[Start of section]

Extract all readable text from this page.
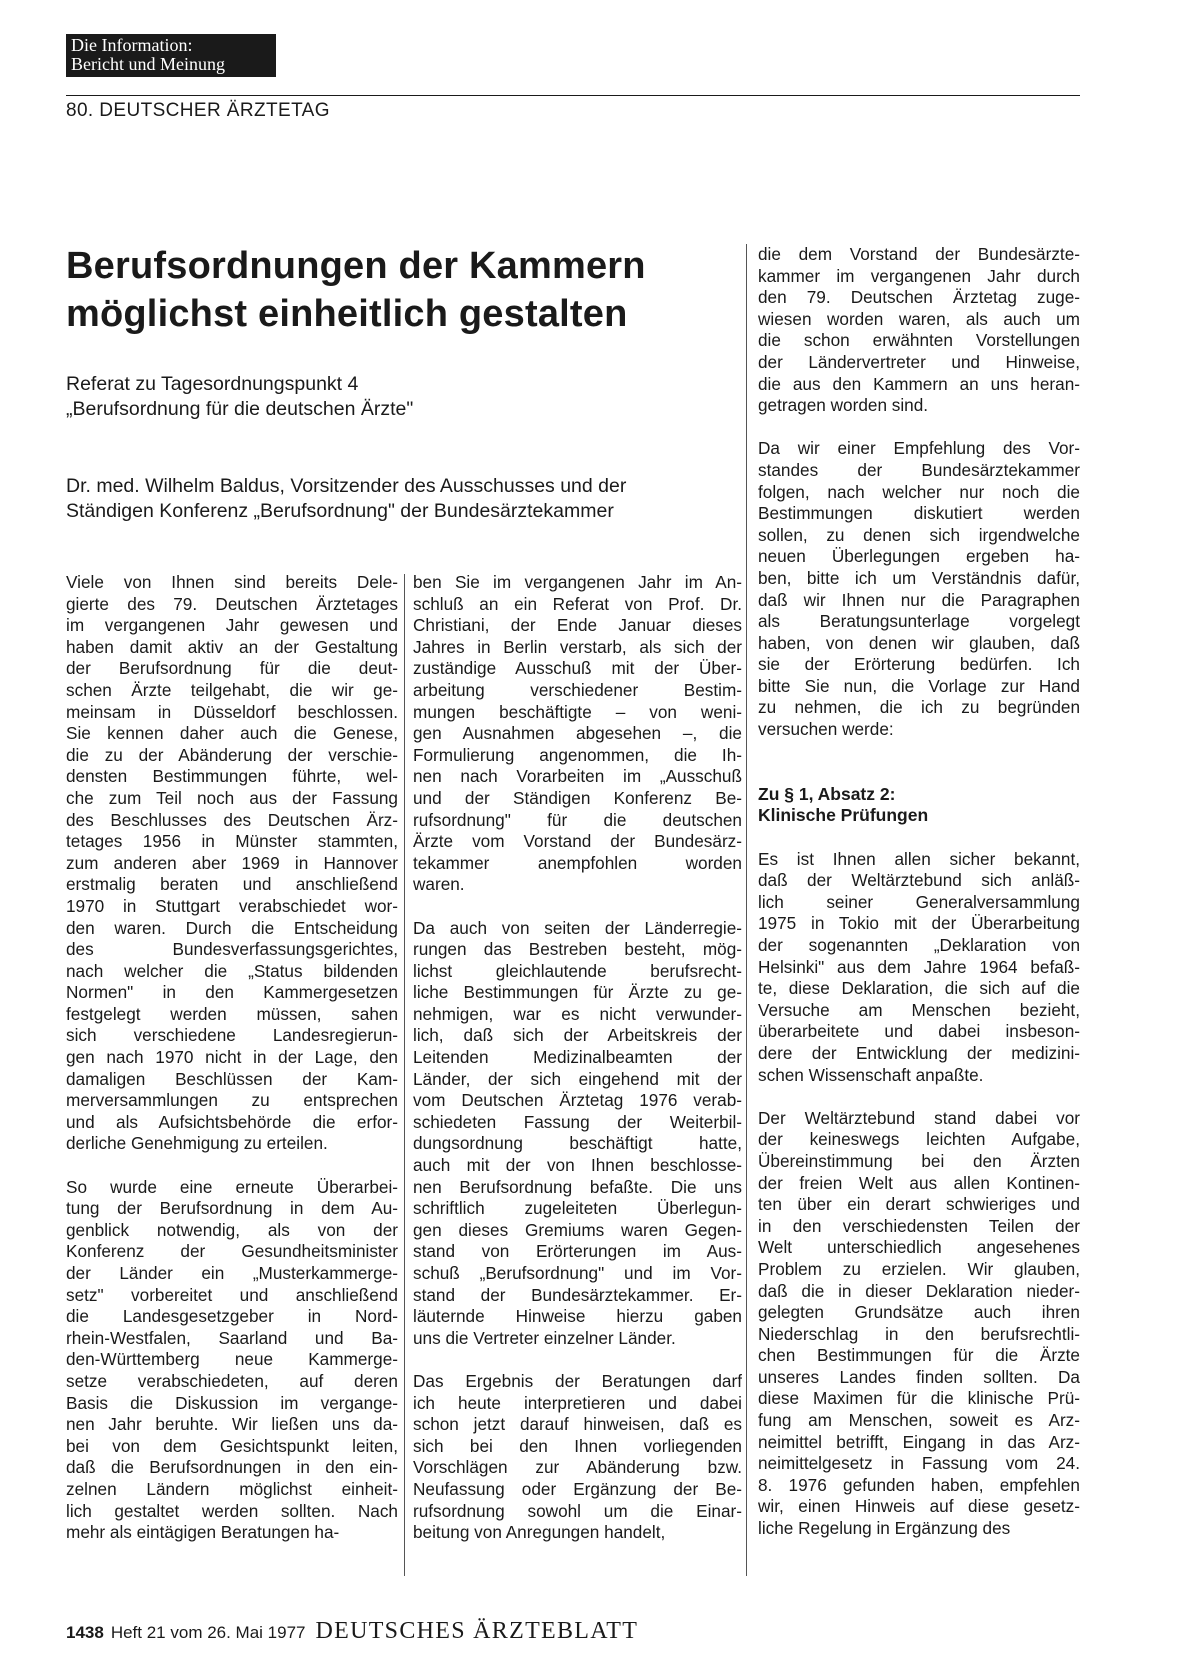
Die Information:
Bericht und Meinung
80. DEUTSCHER ÄRZTETAG
Berufsordnungen der Kammern
möglichst einheitlich gestalten
Referat zu Tagesordnungspunkt 4
„Berufsordnung für die deutschen Ärzte"
Dr. med. Wilhelm Baldus, Vorsitzender des Ausschusses und der
Ständigen Konferenz „Berufsordnung" der Bundesärztekammer
Viele von Ihnen sind bereits Dele-
gierte des 79. Deutschen Ärztetages
im vergangenen Jahr gewesen und
haben damit aktiv an der Gestaltung
der Berufsordnung für die deut-
schen Ärzte teilgehabt, die wir ge-
meinsam in Düsseldorf beschlossen.
Sie kennen daher auch die Genese,
die zu der Abänderung der verschie-
densten Bestimmungen führte, wel-
che zum Teil noch aus der Fassung
des Beschlusses des Deutschen Ärz-
tetages 1956 in Münster stammten,
zum anderen aber 1969 in Hannover
erstmalig beraten und anschließend
1970 in Stuttgart verabschiedet wor-
den waren. Durch die Entscheidung
des Bundesverfassungsgerichtes,
nach welcher die „Status bildenden
Normen" in den Kammergesetzen
festgelegt werden müssen, sahen
sich verschiedene Landesregierun-
gen nach 1970 nicht in der Lage, den
damaligen Beschlüssen der Kam-
merversammlungen zu entsprechen
und als Aufsichtsbehörde die erfor-
derliche Genehmigung zu erteilen.
So wurde eine erneute Überarbei-
tung der Berufsordnung in dem Au-
genblick notwendig, als von der
Konferenz der Gesundheitsminister
der Länder ein „Musterkammerge-
setz" vorbereitet und anschließend
die Landesgesetzgeber in Nord-
rhein-Westfalen, Saarland und Ba-
den-Württemberg neue Kammerge-
setze verabschiedeten, auf deren
Basis die Diskussion im vergange-
nen Jahr beruhte. Wir ließen uns da-
bei von dem Gesichtspunkt leiten,
daß die Berufsordnungen in den ein-
zelnen Ländern möglichst einheit-
lich gestaltet werden sollten. Nach
mehr als eintägigen Beratungen ha-
ben Sie im vergangenen Jahr im An-
schluß an ein Referat von Prof. Dr.
Christiani, der Ende Januar dieses
Jahres in Berlin verstarb, als sich der
zuständige Ausschuß mit der Über-
arbeitung verschiedener Bestim-
mungen beschäftigte – von weni-
gen Ausnahmen abgesehen –, die
Formulierung angenommen, die Ih-
nen nach Vorarbeiten im „Ausschuß
und der Ständigen Konferenz Be-
rufsordnung" für die deutschen
Ärzte vom Vorstand der Bundesärz-
tekammer anempfohlen worden
waren.
Da auch von seiten der Länderregie-
rungen das Bestreben besteht, mög-
lichst gleichlautende berufsrecht-
liche Bestimmungen für Ärzte zu ge-
nehmigen, war es nicht verwunder-
lich, daß sich der Arbeitskreis der
Leitenden Medizinalbeamten der
Länder, der sich eingehend mit der
vom Deutschen Ärztetag 1976 verab-
schiedeten Fassung der Weiterbil-
dungsordnung beschäftigt hatte,
auch mit der von Ihnen beschlosse-
nen Berufsordnung befaßte. Die uns
schriftlich zugeleiteten Überlegun-
gen dieses Gremiums waren Gegen-
stand von Erörterungen im Aus-
schuß „Berufsordnung" und im Vor-
stand der Bundesärztekammer. Er-
läuternde Hinweise hierzu gaben
uns die Vertreter einzelner Länder.
Das Ergebnis der Beratungen darf
ich heute interpretieren und dabei
schon jetzt darauf hinweisen, daß es
sich bei den Ihnen vorliegenden
Vorschlägen zur Abänderung bzw.
Neufassung oder Ergänzung der Be-
rufsordnung sowohl um die Einar-
beitung von Anregungen handelt,
die dem Vorstand der Bundesärzte-
kammer im vergangenen Jahr durch
den 79. Deutschen Ärztetag zuge-
wiesen worden waren, als auch um
die schon erwähnten Vorstellungen
der Ländervertreter und Hinweise,
die aus den Kammern an uns heran-
getragen worden sind.
Da wir einer Empfehlung des Vor-
standes der Bundesärztekammer
folgen, nach welcher nur noch die
Bestimmungen diskutiert werden
sollen, zu denen sich irgendwelche
neuen Überlegungen ergeben ha-
ben, bitte ich um Verständnis dafür,
daß wir Ihnen nur die Paragraphen
als Beratungsunterlage vorgelegt
haben, von denen wir glauben, daß
sie der Erörterung bedürfen. Ich
bitte Sie nun, die Vorlage zur Hand
zu nehmen, die ich zu begründen
versuchen werde:
Zu § 1, Absatz 2:
Klinische Prüfungen
Es ist Ihnen allen sicher bekannt,
daß der Weltärztebund sich anläß-
lich seiner Generalversammlung
1975 in Tokio mit der Überarbeitung
der sogenannten „Deklaration von
Helsinki" aus dem Jahre 1964 befaß-
te, diese Deklaration, die sich auf die
Versuche am Menschen bezieht,
überarbeitete und dabei insbeson-
dere der Entwicklung der medizini-
schen Wissenschaft anpaßte.
Der Weltärztebund stand dabei vor
der keineswegs leichten Aufgabe,
Übereinstimmung bei den Ärzten
der freien Welt aus allen Kontinen-
ten über ein derart schwieriges und
in den verschiedensten Teilen der
Welt unterschiedlich angesehenes
Problem zu erzielen. Wir glauben,
daß die in dieser Deklaration nieder-
gelegten Grundsätze auch ihren
Niederschlag in den berufsrechtli-
chen Bestimmungen für die Ärzte
unseres Landes finden sollten. Da
diese Maximen für die klinische Prü-
fung am Menschen, soweit es Arz-
neimittel betrifft, Eingang in das Arz-
neimittelgesetz in Fassung vom 24.
8. 1976 gefunden haben, empfehlen
wir, einen Hinweis auf diese gesetz-
liche Regelung in Ergänzung des
1438 Heft 21 vom 26. Mai 1977 DEUTSCHES ÄRZTEBLATT
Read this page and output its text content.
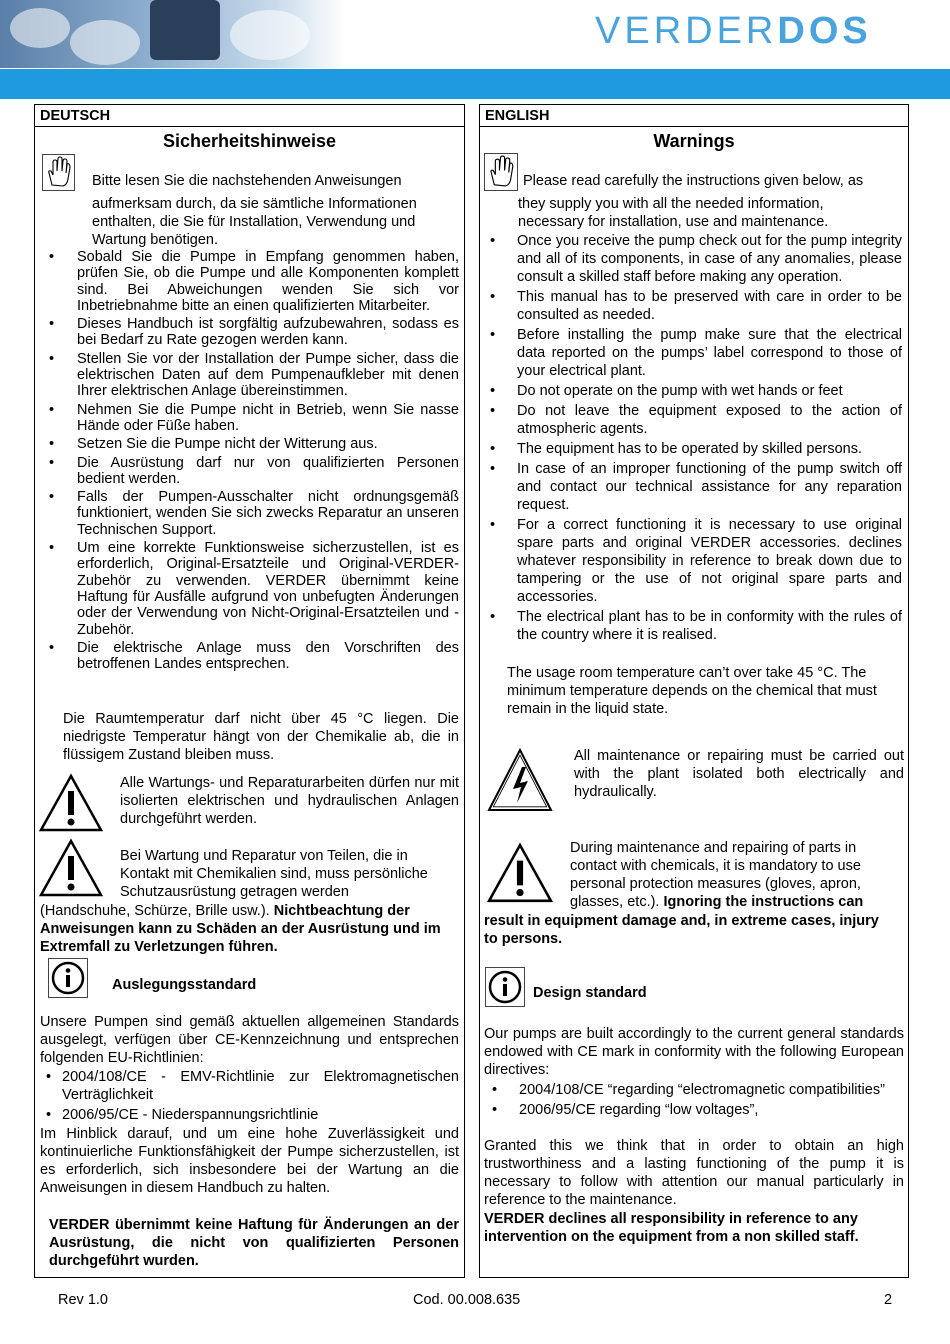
VERDERDOS
DEUTSCH
Sicherheitshinweise
Bitte lesen Sie die nachstehenden Anweisungen
aufmerksam durch, da sie sämtliche Informationen enthalten, die Sie für Installation, Verwendung und Wartung benötigen.
• Sobald Sie die Pumpe in Empfang genommen haben, prüfen Sie, ob die Pumpe und alle Komponenten komplett sind. Bei Abweichungen wenden Sie sich vor Inbetriebnahme bitte an einen qualifizierten Mitarbeiter.
• Dieses Handbuch ist sorgfältig aufzubewahren, sodass es bei Bedarf zu Rate gezogen werden kann.
• Stellen Sie vor der Installation der Pumpe sicher, dass die elektrischen Daten auf dem Pumpenaufkleber mit denen Ihrer elektrischen Anlage übereinstimmen.
• Nehmen Sie die Pumpe nicht in Betrieb, wenn Sie nasse Hände oder Füße haben.
• Setzen Sie die Pumpe nicht der Witterung aus.
• Die Ausrüstung darf nur von qualifizierten Personen bedient werden.
• Falls der Pumpen-Ausschalter nicht ordnungsgemäß funktioniert, wenden Sie sich zwecks Reparatur an unseren Technischen Support.
• Um eine korrekte Funktionsweise sicherzustellen, ist es erforderlich, Original-Ersatzteile und Original-VERDER-Zubehör zu verwenden. VERDER übernimmt keine Haftung für Ausfälle aufgrund von unbefugten Änderungen oder der Verwendung von Nicht-Original-Ersatzteilen und -Zubehör.
• Die elektrische Anlage muss den Vorschriften des betroffenen Landes entsprechen.
Die Raumtemperatur darf nicht über 45 °C liegen. Die niedrigste Temperatur hängt von der Chemikalie ab, die in flüssigem Zustand bleiben muss.
Alle Wartungs- und Reparaturarbeiten dürfen nur mit isolierten elektrischen und hydraulischen Anlagen durchgeführt werden.
Bei Wartung und Reparatur von Teilen, die in Kontakt mit Chemikalien sind, muss persönliche Schutzausrüstung getragen werden
(Handschuhe, Schürze, Brille usw.). Nichtbeachtung der Anweisungen kann zu Schäden an der Ausrüstung und im Extremfall zu Verletzungen führen.
Auslegungsstandard
Unsere Pumpen sind gemäß aktuellen allgemeinen Standards ausgelegt, verfügen über CE-Kennzeichnung und entsprechen folgenden EU-Richtlinien:
• 2004/108/CE - EMV-Richtlinie zur Elektromagnetischen Verträglichkeit
• 2006/95/CE - Niederspannungsrichtlinie
Im Hinblick darauf, und um eine hohe Zuverlässigkeit und kontinuierliche Funktionsfähigkeit der Pumpe sicherzustellen, ist es erforderlich, sich insbesondere bei der Wartung an die Anweisungen in diesem Handbuch zu halten.
VERDER übernimmt keine Haftung für Änderungen an der Ausrüstung, die nicht von qualifizierten Personen durchgeführt wurden.
ENGLISH
Warnings
Please read carefully the instructions given below, as
they supply you with all the needed information, necessary for installation, use and maintenance.
• Once you receive the pump check out for the pump integrity and all of its components, in case of any anomalies, please consult a skilled staff before making any operation.
• This manual has to be preserved with care in order to be consulted as needed.
• Before installing the pump make sure that the electrical data reported on the pumps’ label correspond to those of your electrical plant.
• Do not operate on the pump with wet hands or feet
• Do not leave the equipment exposed to the action of atmospheric agents.
• The equipment has to be operated by skilled persons.
• In case of an improper functioning of the pump switch off and contact our technical assistance for any reparation request.
• For a correct functioning it is necessary to use original spare parts and original VERDER accessories. declines whatever responsibility in reference to break down due to tampering or the use of not original spare parts and accessories.
• The electrical plant has to be in conformity with the rules of the country where it is realised.
The usage room temperature can’t over take 45 °C. The minimum temperature depends on the chemical that must remain in the liquid state.
All maintenance or repairing must be carried out with the plant isolated both electrically and hydraulically.
During maintenance and repairing of parts in contact with chemicals, it is mandatory to use personal protection measures (gloves, apron, glasses, etc.). Ignoring the instructions can
result in equipment damage and, in extreme cases, injury to persons.
Design standard
Our pumps are built accordingly to the current general standards endowed with CE mark in conformity with the following European directives:
• 2004/108/CE “regarding “electromagnetic compatibilities”
• 2006/95/CE regarding “low voltages”,
Granted this we think that in order to obtain an high trustworthiness and a lasting functioning of the pump it is necessary to follow with attention our manual particularly in reference to the maintenance.
VERDER declines all responsibility in reference to any intervention on the equipment from a non skilled staff.
Rev 1.0	Cod. 00.008.635	2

[End of section]

**DIRECTIONS**
Please return all lines from the records that hold the word "vergangenen".

**EXERCISE RESULT**
im vergangenen Jahr gewesen und
ben Sie im vergangenen Jahr im An-
kammer im vergangenen Jahr durch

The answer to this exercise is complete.